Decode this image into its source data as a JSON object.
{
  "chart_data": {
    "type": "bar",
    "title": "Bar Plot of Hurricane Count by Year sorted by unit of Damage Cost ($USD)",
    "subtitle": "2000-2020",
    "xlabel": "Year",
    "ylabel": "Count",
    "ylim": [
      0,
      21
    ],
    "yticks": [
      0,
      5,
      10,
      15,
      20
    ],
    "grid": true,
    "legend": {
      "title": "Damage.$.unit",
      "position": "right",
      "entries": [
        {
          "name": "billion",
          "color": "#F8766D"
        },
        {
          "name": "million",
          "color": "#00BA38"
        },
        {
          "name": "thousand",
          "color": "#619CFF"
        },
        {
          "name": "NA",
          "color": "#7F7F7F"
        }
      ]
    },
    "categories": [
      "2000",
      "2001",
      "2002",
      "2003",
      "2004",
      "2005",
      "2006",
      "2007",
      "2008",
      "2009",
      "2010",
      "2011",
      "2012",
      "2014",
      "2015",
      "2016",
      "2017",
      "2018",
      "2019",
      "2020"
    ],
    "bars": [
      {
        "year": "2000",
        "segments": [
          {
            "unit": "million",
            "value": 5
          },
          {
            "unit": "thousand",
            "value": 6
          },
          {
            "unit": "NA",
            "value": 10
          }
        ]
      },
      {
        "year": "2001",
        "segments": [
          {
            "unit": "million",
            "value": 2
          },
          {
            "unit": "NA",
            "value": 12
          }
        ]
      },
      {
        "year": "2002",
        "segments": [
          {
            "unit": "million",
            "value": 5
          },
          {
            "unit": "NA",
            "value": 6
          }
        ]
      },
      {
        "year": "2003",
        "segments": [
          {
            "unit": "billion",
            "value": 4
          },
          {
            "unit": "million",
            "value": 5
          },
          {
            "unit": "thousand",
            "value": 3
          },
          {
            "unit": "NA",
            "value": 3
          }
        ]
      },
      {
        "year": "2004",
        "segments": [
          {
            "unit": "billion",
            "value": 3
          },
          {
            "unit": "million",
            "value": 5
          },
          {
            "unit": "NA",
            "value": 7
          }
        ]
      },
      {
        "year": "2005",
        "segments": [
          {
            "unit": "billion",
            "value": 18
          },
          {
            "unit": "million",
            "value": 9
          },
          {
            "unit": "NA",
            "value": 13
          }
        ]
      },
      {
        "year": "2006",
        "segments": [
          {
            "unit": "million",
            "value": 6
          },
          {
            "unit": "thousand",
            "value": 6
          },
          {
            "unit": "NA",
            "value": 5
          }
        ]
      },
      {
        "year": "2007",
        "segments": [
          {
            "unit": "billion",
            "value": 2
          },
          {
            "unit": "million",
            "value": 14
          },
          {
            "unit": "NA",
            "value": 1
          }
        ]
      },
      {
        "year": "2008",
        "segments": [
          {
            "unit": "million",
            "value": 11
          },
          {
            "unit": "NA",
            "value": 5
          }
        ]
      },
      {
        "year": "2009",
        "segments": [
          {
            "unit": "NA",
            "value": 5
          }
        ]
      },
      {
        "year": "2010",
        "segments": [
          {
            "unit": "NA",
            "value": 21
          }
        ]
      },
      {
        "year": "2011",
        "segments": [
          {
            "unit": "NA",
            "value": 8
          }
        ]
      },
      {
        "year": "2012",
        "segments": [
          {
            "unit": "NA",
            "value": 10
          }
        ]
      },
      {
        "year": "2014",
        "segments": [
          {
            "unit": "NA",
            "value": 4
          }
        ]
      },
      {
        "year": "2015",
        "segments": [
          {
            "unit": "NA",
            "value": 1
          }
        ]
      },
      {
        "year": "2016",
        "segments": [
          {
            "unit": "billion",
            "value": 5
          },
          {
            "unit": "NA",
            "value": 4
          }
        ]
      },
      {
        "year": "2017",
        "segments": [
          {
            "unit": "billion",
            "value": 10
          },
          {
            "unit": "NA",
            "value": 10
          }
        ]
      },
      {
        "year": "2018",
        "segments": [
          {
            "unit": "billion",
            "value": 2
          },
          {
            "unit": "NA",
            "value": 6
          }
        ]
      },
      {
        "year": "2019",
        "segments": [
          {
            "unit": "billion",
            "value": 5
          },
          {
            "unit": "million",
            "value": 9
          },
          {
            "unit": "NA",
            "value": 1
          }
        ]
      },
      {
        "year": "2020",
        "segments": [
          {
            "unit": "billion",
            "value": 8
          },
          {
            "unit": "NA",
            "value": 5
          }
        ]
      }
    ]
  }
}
---*---
_Problem requirements_
Retype every record above exactly as it appears.

_Task output_
Decode this image into its source data as a JSON object.
{
  "chart_data": {
    "type": "bar",
    "title": "Bar Plot of Hurricane Count by Year sorted by unit of Damage Cost ($USD)",
    "subtitle": "2000-2020",
    "xlabel": "Year",
    "ylabel": "Count",
    "ylim": [
      0,
      21
    ],
    "yticks": [
      0,
      5,
      10,
      15,
      20
    ],
    "grid": true,
    "legend": {
      "title": "Damage.$.unit",
      "position": "right",
      "entries": [
        {
          "name": "billion",
          "color": "#F8766D"
        },
        {
          "name": "million",
          "color": "#00BA38"
        },
        {
          "name": "thousand",
          "color": "#619CFF"
        },
        {
          "name": "NA",
          "color": "#7F7F7F"
        }
      ]
    },
    "categories": [
      "2000",
      "2001",
      "2002",
      "2003",
      "2004",
      "2005",
      "2006",
      "2007",
      "2008",
      "2009",
      "2010",
      "2011",
      "2012",
      "2014",
      "2015",
      "2016",
      "2017",
      "2018",
      "2019",
      "2020"
    ],
    "bars": [
      {
        "year": "2000",
        "segments": [
          {
            "unit": "million",
            "value": 5
          },
          {
            "unit": "thousand",
            "value": 6
          },
          {
            "unit": "NA",
            "value": 10
          }
        ]
      },
      {
        "year": "2001",
        "segments": [
          {
            "unit": "million",
            "value": 2
          },
          {
            "unit": "NA",
            "value": 12
          }
        ]
      },
      {
        "year": "2002",
        "segments": [
          {
            "unit": "million",
            "value": 5
          },
          {
            "unit": "NA",
            "value": 6
          }
        ]
      },
      {
        "year": "2003",
        "segments": [
          {
            "unit": "billion",
            "value": 4
          },
          {
            "unit": "million",
            "value": 5
          },
          {
            "unit": "thousand",
            "value": 3
          },
          {
            "unit": "NA",
            "value": 3
          }
        ]
      },
      {
        "year": "2004",
        "segments": [
          {
            "unit": "billion",
            "value": 3
          },
          {
            "unit": "million",
            "value": 5
          },
          {
            "unit": "NA",
            "value": 7
          }
        ]
      },
      {
        "year": "2005",
        "segments": [
          {
            "unit": "billion",
            "value": 18
          },
          {
            "unit": "million",
            "value": 9
          },
          {
            "unit": "NA",
            "value": 13
          }
        ]
      },
      {
        "year": "2006",
        "segments": [
          {
            "unit": "million",
            "value": 6
          },
          {
            "unit": "thousand",
            "value": 6
          },
          {
            "unit": "NA",
            "value": 5
          }
        ]
      },
      {
        "year": "2007",
        "segments": [
          {
            "unit": "billion",
            "value": 2
          },
          {
            "unit": "million",
            "value": 14
          },
          {
            "unit": "NA",
            "value": 1
          }
        ]
      },
      {
        "year": "2008",
        "segments": [
          {
            "unit": "million",
            "value": 11
          },
          {
            "unit": "NA",
            "value": 5
          }
        ]
      },
      {
        "year": "2009",
        "segments": [
          {
            "unit": "NA",
            "value": 5
          }
        ]
      },
      {
        "year": "2010",
        "segments": [
          {
            "unit": "NA",
            "value": 21
          }
        ]
      },
      {
        "year": "2011",
        "segments": [
          {
            "unit": "NA",
            "value": 8
          }
        ]
      },
      {
        "year": "2012",
        "segments": [
          {
            "unit": "NA",
            "value": 10
          }
        ]
      },
      {
        "year": "2014",
        "segments": [
          {
            "unit": "NA",
            "value": 4
          }
        ]
      },
      {
        "year": "2015",
        "segments": [
          {
            "unit": "NA",
            "value": 1
          }
        ]
      },
      {
        "year": "2016",
        "segments": [
          {
            "unit": "billion",
            "value": 5
          },
          {
            "unit": "NA",
            "value": 4
          }
        ]
      },
      {
        "year": "2017",
        "segments": [
          {
            "unit": "billion",
            "value": 10
          },
          {
            "unit": "NA",
            "value": 10
          }
        ]
      },
      {
        "year": "2018",
        "segments": [
          {
            "unit": "billion",
            "value": 2
          },
          {
            "unit": "NA",
            "value": 6
          }
        ]
      },
      {
        "year": "2019",
        "segments": [
          {
            "unit": "billion",
            "value": 5
          },
          {
            "unit": "million",
            "value": 9
          },
          {
            "unit": "NA",
            "value": 1
          }
        ]
      },
      {
        "year": "2020",
        "segments": [
          {
            "unit": "billion",
            "value": 8
          },
          {
            "unit": "NA",
            "value": 5
          }
        ]
      }
    ]
  }
}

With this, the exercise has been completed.